Items listed in a dataset

>>>>

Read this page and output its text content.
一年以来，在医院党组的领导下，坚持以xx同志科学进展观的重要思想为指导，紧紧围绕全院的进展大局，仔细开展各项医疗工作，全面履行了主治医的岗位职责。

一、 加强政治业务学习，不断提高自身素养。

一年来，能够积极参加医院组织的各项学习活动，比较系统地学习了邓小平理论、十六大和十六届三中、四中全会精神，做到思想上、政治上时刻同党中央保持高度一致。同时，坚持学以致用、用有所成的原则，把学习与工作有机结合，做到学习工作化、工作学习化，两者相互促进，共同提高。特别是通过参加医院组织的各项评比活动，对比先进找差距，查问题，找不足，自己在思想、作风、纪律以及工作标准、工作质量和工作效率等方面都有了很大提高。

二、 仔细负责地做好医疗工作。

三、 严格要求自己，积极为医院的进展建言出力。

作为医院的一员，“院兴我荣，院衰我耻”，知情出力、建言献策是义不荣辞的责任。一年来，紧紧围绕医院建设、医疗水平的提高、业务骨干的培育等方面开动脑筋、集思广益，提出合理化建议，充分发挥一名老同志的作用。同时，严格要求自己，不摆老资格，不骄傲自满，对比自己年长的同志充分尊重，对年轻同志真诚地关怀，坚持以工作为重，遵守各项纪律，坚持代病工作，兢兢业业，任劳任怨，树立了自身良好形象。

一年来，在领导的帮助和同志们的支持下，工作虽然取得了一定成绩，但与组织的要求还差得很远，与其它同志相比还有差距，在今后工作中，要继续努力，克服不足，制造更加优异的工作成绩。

<<<<

▶ _AIM_: Make an exact copy of the material above.

▶ _WRITTEN ANSWER_:
Read this page and output its text content.
一年以来，在医院党组的领导下，坚持以xx同志科学进展观的重要思想为指导，紧紧围绕全院的进展大局，仔细开展各项医疗工作，全面履行了主治医的岗位职责。

一、 加强政治业务学习，不断提高自身素养。

一年来，能够积极参加医院组织的各项学习活动，比较系统地学习了邓小平理论、十六大和十六届三中、四中全会精神，做到思想上、政治上时刻同党中央保持高度一致。同时，坚持学以致用、用有所成的原则，把学习与工作有机结合，做到学习工作化、工作学习化，两者相互促进，共同提高。特别是通过参加医院组织的各项评比活动，对比先进找差距，查问题，找不足，自己在思想、作风、纪律以及工作标准、工作质量和工作效率等方面都有了很大提高。

二、 仔细负责地做好医疗工作。

三、 严格要求自己，积极为医院的进展建言出力。

作为医院的一员，“院兴我荣，院衰我耻”，知情出力、建言献策是义不荣辞的责任。一年来，紧紧围绕医院建设、医疗水平的提高、业务骨干的培育等方面开动脑筋、集思广益，提出合理化建议，充分发挥一名老同志的作用。同时，严格要求自己，不摆老资格，不骄傲自满，对比自己年长的同志充分尊重，对年轻同志真诚地关怀，坚持以工作为重，遵守各项纪律，坚持代病工作，兢兢业业，任劳任怨，树立了自身良好形象。

一年来，在领导的帮助和同志们的支持下，工作虽然取得了一定成绩，但与组织的要求还差得很远，与其它同志相比还有差距，在今后工作中，要继续努力，克服不足，制造更加优异的工作成绩。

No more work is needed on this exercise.